── DATA TO PROCESS ──

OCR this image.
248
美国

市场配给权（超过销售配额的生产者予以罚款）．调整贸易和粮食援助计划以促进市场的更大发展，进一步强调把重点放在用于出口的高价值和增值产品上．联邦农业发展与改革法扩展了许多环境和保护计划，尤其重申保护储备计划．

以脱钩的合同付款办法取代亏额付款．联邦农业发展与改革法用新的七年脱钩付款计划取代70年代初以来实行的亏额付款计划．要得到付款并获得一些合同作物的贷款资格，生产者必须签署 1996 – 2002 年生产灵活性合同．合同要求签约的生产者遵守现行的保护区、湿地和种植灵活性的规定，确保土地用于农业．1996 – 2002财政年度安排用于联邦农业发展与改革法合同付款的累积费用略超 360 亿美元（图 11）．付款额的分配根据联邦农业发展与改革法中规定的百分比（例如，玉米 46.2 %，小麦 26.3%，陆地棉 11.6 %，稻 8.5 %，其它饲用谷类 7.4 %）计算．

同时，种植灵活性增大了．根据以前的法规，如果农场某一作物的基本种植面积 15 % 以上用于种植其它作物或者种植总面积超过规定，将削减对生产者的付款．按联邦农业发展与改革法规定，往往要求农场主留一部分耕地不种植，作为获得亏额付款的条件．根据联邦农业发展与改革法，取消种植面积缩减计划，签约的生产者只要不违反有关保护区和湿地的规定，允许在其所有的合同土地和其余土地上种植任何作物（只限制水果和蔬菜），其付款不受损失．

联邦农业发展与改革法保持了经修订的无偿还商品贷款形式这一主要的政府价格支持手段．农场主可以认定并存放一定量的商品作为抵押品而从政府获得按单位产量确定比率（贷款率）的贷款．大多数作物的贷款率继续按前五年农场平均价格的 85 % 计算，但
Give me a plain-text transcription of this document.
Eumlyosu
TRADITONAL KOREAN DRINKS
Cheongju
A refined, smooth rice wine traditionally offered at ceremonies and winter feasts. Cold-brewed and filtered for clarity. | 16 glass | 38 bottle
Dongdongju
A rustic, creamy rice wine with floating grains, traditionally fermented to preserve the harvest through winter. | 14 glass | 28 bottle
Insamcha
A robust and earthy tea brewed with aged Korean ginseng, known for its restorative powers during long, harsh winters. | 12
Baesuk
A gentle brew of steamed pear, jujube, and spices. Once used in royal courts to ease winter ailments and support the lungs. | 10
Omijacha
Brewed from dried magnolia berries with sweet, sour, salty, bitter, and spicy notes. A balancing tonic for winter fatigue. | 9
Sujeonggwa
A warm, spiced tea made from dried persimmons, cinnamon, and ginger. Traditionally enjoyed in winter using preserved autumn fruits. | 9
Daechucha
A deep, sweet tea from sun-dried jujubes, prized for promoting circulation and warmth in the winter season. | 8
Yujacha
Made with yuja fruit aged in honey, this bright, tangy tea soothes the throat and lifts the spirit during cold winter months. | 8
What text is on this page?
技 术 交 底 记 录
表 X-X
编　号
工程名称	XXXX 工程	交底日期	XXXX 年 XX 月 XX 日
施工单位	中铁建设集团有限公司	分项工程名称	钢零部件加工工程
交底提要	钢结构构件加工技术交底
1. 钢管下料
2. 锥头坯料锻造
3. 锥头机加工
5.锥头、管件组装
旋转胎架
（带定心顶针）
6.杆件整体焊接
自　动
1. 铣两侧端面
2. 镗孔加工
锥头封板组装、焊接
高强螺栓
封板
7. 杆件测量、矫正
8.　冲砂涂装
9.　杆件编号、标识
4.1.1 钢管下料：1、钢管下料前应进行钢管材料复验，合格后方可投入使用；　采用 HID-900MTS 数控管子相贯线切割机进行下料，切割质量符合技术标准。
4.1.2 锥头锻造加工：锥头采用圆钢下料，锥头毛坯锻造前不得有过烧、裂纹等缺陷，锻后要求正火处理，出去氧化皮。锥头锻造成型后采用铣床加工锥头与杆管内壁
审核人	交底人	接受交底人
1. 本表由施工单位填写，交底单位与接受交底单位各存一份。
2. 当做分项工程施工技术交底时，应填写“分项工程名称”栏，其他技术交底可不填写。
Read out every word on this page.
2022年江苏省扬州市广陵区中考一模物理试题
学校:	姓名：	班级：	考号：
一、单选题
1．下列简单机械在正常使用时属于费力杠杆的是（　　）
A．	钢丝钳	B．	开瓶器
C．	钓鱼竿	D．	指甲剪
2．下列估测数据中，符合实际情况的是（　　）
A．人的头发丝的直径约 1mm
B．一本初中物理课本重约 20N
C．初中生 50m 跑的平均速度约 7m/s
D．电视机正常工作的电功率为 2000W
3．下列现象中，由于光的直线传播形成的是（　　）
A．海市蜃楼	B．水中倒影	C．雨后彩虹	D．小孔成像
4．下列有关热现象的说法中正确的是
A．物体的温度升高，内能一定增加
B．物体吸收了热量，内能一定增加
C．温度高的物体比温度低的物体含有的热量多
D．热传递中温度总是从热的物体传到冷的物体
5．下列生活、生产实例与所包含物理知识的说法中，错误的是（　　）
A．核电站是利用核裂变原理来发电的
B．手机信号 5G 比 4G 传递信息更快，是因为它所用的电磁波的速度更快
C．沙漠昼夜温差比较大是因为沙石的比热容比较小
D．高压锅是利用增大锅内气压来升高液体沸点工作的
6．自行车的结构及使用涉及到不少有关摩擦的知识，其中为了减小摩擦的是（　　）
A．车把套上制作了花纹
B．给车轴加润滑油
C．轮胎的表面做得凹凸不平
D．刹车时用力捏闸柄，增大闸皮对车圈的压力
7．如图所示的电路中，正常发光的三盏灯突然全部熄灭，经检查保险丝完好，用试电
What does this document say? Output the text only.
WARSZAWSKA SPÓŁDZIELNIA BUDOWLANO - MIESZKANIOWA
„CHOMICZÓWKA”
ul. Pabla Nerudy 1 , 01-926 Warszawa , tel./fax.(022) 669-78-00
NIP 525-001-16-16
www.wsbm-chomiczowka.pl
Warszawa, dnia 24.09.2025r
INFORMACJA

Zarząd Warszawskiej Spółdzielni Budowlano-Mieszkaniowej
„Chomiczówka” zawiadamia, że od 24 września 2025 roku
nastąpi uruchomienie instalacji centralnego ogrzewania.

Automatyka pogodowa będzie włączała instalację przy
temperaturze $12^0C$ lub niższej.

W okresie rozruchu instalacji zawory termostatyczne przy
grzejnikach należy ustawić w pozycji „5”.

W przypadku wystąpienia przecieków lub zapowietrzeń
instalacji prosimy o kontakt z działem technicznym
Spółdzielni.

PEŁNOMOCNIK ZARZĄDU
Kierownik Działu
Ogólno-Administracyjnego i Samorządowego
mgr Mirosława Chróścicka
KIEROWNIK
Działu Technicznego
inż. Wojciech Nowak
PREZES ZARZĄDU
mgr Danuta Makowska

───

- [REQUIRED WORK]:
Every line above should be printed again exactly as it stands.

- [ANSWER TO THE TASK]:
OCR this image.
248
美国

市场配给权（超过销售配额的生产者予以罚款）．调整贸易和粮食援助计划以促进市场的更大发展，进一步强调把重点放在用于出口的高价值和增值产品上．联邦农业发展与改革法扩展了许多环境和保护计划，尤其重申保护储备计划．

以脱钩的合同付款办法取代亏额付款．联邦农业发展与改革法用新的七年脱钩付款计划取代70年代初以来实行的亏额付款计划．要得到付款并获得一些合同作物的贷款资格，生产者必须签署 1996 – 2002 年生产灵活性合同．合同要求签约的生产者遵守现行的保护区、湿地和种植灵活性的规定，确保土地用于农业．1996 – 2002财政年度安排用于联邦农业发展与改革法合同付款的累积费用略超 360 亿美元（图 11）．付款额的分配根据联邦农业发展与改革法中规定的百分比（例如，玉米 46.2 %，小麦 26.3%，陆地棉 11.6 %，稻 8.5 %，其它饲用谷类 7.4 %）计算．

同时，种植灵活性增大了．根据以前的法规，如果农场某一作物的基本种植面积 15 % 以上用于种植其它作物或者种植总面积超过规定，将削减对生产者的付款．按联邦农业发展与改革法规定，往往要求农场主留一部分耕地不种植，作为获得亏额付款的条件．根据联邦农业发展与改革法，取消种植面积缩减计划，签约的生产者只要不违反有关保护区和湿地的规定，允许在其所有的合同土地和其余土地上种植任何作物（只限制水果和蔬菜），其付款不受损失．

联邦农业发展与改革法保持了经修订的无偿还商品贷款形式这一主要的政府价格支持手段．农场主可以认定并存放一定量的商品作为抵押品而从政府获得按单位产量确定比率（贷款率）的贷款．大多数作物的贷款率继续按前五年农场平均价格的 85 % 计算，但
Give me a plain-text transcription of this document.
Eumlyosu
TRADITONAL KOREAN DRINKS
Cheongju
A refined, smooth rice wine traditionally offered at ceremonies and winter feasts. Cold-brewed and filtered for clarity. | 16 glass | 38 bottle
Dongdongju
A rustic, creamy rice wine with floating grains, traditionally fermented to preserve the harvest through winter. | 14 glass | 28 bottle
Insamcha
A robust and earthy tea brewed with aged Korean ginseng, known for its restorative powers during long, harsh winters. | 12
Baesuk
A gentle brew of steamed pear, jujube, and spices. Once used in royal courts to ease winter ailments and support the lungs. | 10
Omijacha
Brewed from dried magnolia berries with sweet, sour, salty, bitter, and spicy notes. A balancing tonic for winter fatigue. | 9
Sujeonggwa
A warm, spiced tea made from dried persimmons, cinnamon, and ginger. Traditionally enjoyed in winter using preserved autumn fruits. | 9
Daechucha
A deep, sweet tea from sun-dried jujubes, prized for promoting circulation and warmth in the winter season. | 8
Yujacha
Made with yuja fruit aged in honey, this bright, tangy tea soothes the throat and lifts the spirit during cold winter months. | 8
What text is on this page?
技 术 交 底 记 录
表 X-X
编　号
工程名称	XXXX 工程	交底日期	XXXX 年 XX 月 XX 日
施工单位	中铁建设集团有限公司	分项工程名称	钢零部件加工工程
交底提要	钢结构构件加工技术交底
1. 钢管下料
2. 锥头坯料锻造
3. 锥头机加工
5.锥头、管件组装
旋转胎架
（带定心顶针）
6.杆件整体焊接
自　动
1. 铣两侧端面
2. 镗孔加工
锥头封板组装、焊接
高强螺栓
封板
7. 杆件测量、矫正
8.　冲砂涂装
9.　杆件编号、标识
4.1.1 钢管下料：1、钢管下料前应进行钢管材料复验，合格后方可投入使用；　采用 HID-900MTS 数控管子相贯线切割机进行下料，切割质量符合技术标准。
4.1.2 锥头锻造加工：锥头采用圆钢下料，锥头毛坯锻造前不得有过烧、裂纹等缺陷，锻后要求正火处理，出去氧化皮。锥头锻造成型后采用铣床加工锥头与杆管内壁
审核人	交底人	接受交底人
1. 本表由施工单位填写，交底单位与接受交底单位各存一份。
2. 当做分项工程施工技术交底时，应填写“分项工程名称”栏，其他技术交底可不填写。
Read out every word on this page.
2022年江苏省扬州市广陵区中考一模物理试题
学校:	姓名：	班级：	考号：
一、单选题
1．下列简单机械在正常使用时属于费力杠杆的是（　　）
A．	钢丝钳	B．	开瓶器
C．	钓鱼竿	D．	指甲剪
2．下列估测数据中，符合实际情况的是（　　）
A．人的头发丝的直径约 1mm
B．一本初中物理课本重约 20N
C．初中生 50m 跑的平均速度约 7m/s
D．电视机正常工作的电功率为 2000W
3．下列现象中，由于光的直线传播形成的是（　　）
A．海市蜃楼	B．水中倒影	C．雨后彩虹	D．小孔成像
4．下列有关热现象的说法中正确的是
A．物体的温度升高，内能一定增加
B．物体吸收了热量，内能一定增加
C．温度高的物体比温度低的物体含有的热量多
D．热传递中温度总是从热的物体传到冷的物体
5．下列生活、生产实例与所包含物理知识的说法中，错误的是（　　）
A．核电站是利用核裂变原理来发电的
B．手机信号 5G 比 4G 传递信息更快，是因为它所用的电磁波的速度更快
C．沙漠昼夜温差比较大是因为沙石的比热容比较小
D．高压锅是利用增大锅内气压来升高液体沸点工作的
6．自行车的结构及使用涉及到不少有关摩擦的知识，其中为了减小摩擦的是（　　）
A．车把套上制作了花纹
B．给车轴加润滑油
C．轮胎的表面做得凹凸不平
D．刹车时用力捏闸柄，增大闸皮对车圈的压力
7．如图所示的电路中，正常发光的三盏灯突然全部熄灭，经检查保险丝完好，用试电
What does this document say? Output the text only.
WARSZAWSKA SPÓŁDZIELNIA BUDOWLANO - MIESZKANIOWA
„CHOMICZÓWKA”
ul. Pabla Nerudy 1 , 01-926 Warszawa , tel./fax.(022) 669-78-00
NIP 525-001-16-16
www.wsbm-chomiczowka.pl
Warszawa, dnia 24.09.2025r
INFORMACJA

Zarząd Warszawskiej Spółdzielni Budowlano-Mieszkaniowej
„Chomiczówka” zawiadamia, że od 24 września 2025 roku
nastąpi uruchomienie instalacji centralnego ogrzewania.

Automatyka pogodowa będzie włączała instalację przy
temperaturze $12^0C$ lub niższej.

W okresie rozruchu instalacji zawory termostatyczne przy
grzejnikach należy ustawić w pozycji „5”.

W przypadku wystąpienia przecieków lub zapowietrzeń
instalacji prosimy o kontakt z działem technicznym
Spółdzielni.

PEŁNOMOCNIK ZARZĄDU
Kierownik Działu
Ogólno-Administracyjnego i Samorządowego
mgr Mirosława Chróścicka
KIEROWNIK
Działu Technicznego
inż. Wojciech Nowak
PREZES ZARZĄDU
mgr Danuta Makowska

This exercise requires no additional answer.